Where a line holds the word "Area", copy that line.

:: Dataset entries ::

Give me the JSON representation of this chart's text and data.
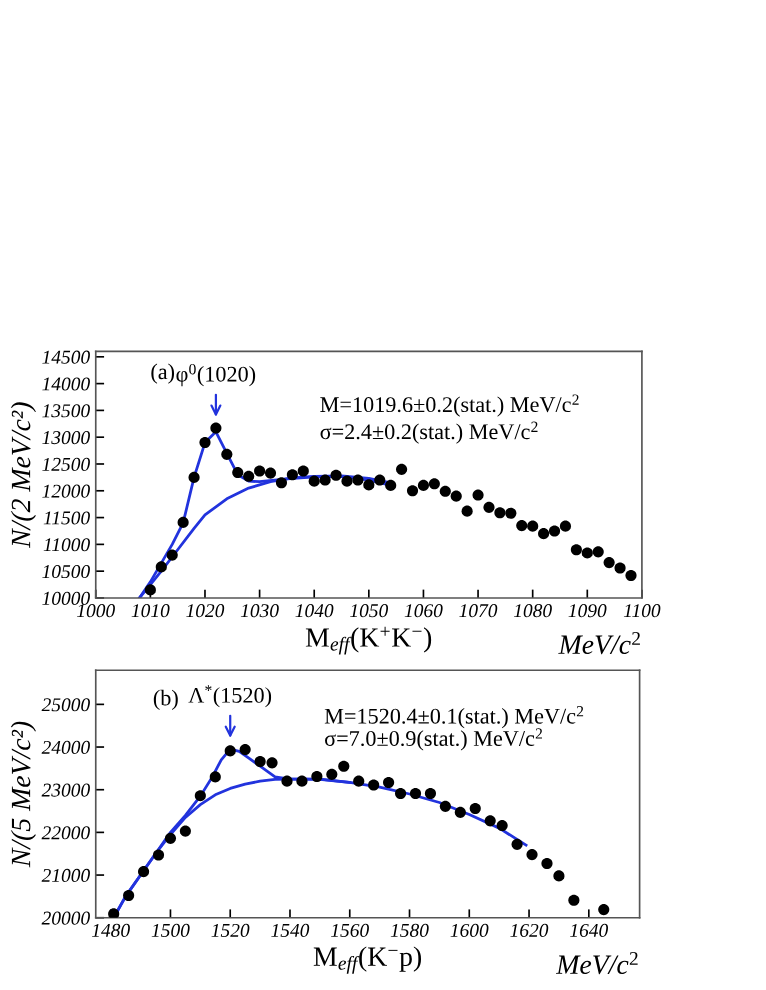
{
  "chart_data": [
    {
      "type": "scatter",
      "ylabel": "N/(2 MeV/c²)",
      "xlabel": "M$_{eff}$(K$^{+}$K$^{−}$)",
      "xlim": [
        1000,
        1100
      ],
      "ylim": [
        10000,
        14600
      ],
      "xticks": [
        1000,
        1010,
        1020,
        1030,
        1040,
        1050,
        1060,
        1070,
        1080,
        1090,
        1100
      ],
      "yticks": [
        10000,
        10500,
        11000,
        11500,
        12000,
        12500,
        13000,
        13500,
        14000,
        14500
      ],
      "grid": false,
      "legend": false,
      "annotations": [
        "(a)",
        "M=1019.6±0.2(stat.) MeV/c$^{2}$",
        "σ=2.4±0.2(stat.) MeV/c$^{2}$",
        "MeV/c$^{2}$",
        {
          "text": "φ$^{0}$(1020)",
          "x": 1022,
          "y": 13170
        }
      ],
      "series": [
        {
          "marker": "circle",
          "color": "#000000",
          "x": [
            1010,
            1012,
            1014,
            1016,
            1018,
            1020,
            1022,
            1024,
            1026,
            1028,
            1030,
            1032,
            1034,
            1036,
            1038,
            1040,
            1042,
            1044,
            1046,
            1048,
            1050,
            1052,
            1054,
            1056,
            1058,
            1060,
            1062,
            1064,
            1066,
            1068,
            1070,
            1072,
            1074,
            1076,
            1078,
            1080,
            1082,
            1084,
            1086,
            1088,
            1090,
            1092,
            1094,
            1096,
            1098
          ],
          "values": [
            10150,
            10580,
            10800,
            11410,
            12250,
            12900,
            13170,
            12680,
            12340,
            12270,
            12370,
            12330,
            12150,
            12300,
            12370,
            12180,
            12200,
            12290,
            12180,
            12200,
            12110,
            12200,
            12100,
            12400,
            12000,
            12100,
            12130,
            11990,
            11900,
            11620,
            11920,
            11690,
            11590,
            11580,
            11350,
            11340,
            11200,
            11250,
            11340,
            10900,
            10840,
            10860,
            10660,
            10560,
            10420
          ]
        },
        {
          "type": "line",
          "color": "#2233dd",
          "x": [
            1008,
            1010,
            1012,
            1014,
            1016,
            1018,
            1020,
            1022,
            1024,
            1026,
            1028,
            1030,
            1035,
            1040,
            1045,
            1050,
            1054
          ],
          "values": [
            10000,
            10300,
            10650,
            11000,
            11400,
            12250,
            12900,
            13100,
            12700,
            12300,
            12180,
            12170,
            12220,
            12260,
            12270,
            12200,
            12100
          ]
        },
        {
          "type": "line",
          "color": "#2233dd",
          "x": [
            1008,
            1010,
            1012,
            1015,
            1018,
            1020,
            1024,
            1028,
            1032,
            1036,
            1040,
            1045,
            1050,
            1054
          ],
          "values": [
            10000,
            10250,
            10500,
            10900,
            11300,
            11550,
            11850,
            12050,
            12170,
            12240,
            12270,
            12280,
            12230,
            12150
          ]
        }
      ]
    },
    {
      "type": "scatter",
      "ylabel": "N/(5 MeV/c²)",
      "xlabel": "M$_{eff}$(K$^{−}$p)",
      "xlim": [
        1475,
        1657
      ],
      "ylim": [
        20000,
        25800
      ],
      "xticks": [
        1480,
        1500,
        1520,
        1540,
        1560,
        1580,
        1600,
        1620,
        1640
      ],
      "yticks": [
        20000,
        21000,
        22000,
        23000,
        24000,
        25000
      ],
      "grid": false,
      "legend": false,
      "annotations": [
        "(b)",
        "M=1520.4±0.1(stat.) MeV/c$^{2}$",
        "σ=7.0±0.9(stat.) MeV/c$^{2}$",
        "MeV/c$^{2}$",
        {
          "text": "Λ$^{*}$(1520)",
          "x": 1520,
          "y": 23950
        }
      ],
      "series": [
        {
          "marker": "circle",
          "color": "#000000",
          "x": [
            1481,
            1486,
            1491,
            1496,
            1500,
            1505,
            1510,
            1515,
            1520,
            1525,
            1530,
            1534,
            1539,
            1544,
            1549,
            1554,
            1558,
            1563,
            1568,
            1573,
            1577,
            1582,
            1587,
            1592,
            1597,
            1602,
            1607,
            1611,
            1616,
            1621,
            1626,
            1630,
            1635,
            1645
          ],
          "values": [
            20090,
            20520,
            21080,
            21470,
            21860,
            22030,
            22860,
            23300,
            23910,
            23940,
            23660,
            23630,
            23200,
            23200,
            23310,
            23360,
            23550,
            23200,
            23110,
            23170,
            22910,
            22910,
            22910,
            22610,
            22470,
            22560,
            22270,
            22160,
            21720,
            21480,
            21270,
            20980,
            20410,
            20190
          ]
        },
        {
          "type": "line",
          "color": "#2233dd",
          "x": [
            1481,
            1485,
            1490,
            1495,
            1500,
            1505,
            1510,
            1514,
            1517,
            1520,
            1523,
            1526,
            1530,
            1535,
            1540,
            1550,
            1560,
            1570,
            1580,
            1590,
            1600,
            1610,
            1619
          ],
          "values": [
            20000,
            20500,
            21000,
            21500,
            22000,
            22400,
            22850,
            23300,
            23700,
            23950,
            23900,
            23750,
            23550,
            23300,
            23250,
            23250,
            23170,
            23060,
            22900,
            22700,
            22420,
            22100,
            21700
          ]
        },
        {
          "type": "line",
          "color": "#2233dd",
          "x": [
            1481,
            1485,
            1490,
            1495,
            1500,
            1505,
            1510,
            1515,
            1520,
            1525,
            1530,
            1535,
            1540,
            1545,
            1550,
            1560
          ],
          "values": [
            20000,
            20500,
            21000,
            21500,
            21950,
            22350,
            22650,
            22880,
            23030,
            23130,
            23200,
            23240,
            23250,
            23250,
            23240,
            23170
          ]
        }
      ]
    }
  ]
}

:::
:: Dataset entries ::

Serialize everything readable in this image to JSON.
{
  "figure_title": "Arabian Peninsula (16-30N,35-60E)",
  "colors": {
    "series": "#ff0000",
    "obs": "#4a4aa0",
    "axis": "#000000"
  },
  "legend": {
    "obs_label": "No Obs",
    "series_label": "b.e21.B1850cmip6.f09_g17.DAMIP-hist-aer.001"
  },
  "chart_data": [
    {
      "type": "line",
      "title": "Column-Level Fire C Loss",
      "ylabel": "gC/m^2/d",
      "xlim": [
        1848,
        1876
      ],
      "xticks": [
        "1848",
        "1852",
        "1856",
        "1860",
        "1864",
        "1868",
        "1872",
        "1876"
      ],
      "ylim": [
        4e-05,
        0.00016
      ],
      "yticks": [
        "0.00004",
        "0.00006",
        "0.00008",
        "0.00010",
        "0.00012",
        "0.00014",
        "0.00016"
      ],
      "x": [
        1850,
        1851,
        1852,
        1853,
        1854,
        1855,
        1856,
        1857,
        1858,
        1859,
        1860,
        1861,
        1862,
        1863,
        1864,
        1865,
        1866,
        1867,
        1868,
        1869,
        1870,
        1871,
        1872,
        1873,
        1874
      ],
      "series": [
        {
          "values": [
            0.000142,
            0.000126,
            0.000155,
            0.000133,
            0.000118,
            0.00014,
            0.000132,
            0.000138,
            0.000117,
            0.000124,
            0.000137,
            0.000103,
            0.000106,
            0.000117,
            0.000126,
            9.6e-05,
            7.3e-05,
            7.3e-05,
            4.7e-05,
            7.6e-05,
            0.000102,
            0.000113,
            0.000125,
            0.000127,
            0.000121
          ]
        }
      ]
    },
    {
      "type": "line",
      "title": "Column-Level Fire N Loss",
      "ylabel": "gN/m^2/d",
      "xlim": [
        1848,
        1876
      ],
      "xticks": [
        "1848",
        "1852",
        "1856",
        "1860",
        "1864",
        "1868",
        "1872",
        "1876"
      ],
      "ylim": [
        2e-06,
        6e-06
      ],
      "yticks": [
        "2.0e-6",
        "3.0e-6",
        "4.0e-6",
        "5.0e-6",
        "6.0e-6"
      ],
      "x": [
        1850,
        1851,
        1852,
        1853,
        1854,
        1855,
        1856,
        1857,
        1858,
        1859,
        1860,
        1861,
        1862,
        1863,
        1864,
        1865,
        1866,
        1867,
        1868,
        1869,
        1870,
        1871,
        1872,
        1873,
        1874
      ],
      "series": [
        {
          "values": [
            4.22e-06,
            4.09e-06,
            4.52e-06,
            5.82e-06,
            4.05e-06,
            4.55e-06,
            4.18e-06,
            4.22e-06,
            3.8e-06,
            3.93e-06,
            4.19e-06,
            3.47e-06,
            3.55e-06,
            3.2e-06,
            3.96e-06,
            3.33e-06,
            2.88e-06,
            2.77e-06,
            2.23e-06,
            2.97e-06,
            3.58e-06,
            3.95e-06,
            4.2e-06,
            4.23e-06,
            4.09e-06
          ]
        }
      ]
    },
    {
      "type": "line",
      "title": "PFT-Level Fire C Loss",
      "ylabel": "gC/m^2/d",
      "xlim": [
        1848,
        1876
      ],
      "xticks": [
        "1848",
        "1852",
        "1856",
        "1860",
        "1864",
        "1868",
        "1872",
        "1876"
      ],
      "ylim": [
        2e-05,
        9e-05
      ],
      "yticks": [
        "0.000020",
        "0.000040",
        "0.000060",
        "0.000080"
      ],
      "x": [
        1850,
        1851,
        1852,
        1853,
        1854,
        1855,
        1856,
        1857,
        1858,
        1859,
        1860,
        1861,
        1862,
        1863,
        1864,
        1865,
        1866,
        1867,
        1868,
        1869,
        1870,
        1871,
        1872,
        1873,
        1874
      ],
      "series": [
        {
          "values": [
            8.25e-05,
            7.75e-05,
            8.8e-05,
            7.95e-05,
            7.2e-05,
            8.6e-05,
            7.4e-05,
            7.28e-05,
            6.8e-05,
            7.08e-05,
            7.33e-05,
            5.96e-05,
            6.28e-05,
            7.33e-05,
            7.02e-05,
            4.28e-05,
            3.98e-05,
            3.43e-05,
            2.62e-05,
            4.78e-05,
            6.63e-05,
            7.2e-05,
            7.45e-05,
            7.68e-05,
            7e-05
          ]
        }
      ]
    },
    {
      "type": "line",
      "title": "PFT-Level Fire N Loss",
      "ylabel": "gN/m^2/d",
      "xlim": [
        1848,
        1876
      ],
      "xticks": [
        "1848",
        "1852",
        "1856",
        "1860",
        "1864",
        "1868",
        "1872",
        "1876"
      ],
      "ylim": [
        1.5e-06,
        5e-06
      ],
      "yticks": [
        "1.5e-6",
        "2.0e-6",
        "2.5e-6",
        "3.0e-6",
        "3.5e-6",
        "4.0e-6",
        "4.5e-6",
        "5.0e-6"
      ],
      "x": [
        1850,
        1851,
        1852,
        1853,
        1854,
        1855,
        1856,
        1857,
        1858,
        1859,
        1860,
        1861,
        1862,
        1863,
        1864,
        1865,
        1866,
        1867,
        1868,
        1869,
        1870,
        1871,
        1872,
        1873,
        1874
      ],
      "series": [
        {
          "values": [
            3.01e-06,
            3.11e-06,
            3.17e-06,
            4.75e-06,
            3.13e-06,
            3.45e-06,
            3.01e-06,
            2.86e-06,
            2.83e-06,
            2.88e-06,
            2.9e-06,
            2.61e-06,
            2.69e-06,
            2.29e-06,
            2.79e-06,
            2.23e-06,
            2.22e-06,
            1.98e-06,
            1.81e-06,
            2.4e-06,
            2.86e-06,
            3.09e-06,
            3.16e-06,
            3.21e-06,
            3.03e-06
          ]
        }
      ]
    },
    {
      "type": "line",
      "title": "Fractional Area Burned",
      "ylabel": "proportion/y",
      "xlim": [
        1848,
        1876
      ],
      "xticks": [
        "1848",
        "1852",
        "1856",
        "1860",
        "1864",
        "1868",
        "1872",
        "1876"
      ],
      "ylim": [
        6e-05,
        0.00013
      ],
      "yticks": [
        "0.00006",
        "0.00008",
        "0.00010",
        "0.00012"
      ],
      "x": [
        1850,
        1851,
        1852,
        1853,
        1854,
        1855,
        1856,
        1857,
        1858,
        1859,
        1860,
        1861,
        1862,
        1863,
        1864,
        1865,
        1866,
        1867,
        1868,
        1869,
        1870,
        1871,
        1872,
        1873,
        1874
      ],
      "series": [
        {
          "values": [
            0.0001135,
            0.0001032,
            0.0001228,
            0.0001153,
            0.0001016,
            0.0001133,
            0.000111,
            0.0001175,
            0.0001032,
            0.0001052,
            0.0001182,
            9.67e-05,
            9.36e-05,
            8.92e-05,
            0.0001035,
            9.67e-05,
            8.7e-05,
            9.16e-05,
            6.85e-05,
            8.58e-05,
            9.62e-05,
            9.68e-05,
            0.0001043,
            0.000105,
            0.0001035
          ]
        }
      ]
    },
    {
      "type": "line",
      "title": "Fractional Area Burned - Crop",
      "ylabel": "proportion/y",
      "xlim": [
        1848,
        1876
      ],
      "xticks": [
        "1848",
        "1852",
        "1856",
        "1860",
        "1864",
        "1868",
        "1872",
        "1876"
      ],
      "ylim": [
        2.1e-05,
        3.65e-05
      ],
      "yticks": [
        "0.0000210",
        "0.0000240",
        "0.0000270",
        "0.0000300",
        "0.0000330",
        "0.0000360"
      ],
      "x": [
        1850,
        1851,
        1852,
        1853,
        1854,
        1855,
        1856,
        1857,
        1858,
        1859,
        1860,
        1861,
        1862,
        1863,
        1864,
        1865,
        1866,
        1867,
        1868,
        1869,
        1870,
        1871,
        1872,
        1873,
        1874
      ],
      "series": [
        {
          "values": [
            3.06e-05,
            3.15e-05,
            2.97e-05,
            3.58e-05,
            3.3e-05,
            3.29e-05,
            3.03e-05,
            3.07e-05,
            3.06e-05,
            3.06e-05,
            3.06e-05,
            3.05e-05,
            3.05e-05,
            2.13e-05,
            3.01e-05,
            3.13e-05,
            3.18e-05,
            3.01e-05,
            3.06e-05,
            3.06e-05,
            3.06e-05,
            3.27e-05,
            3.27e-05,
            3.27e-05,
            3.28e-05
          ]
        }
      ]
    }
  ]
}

:::

_Solution to the exercise_:
      "title": "Fractional Area Burned",
      "title": "Fractional Area Burned - Crop",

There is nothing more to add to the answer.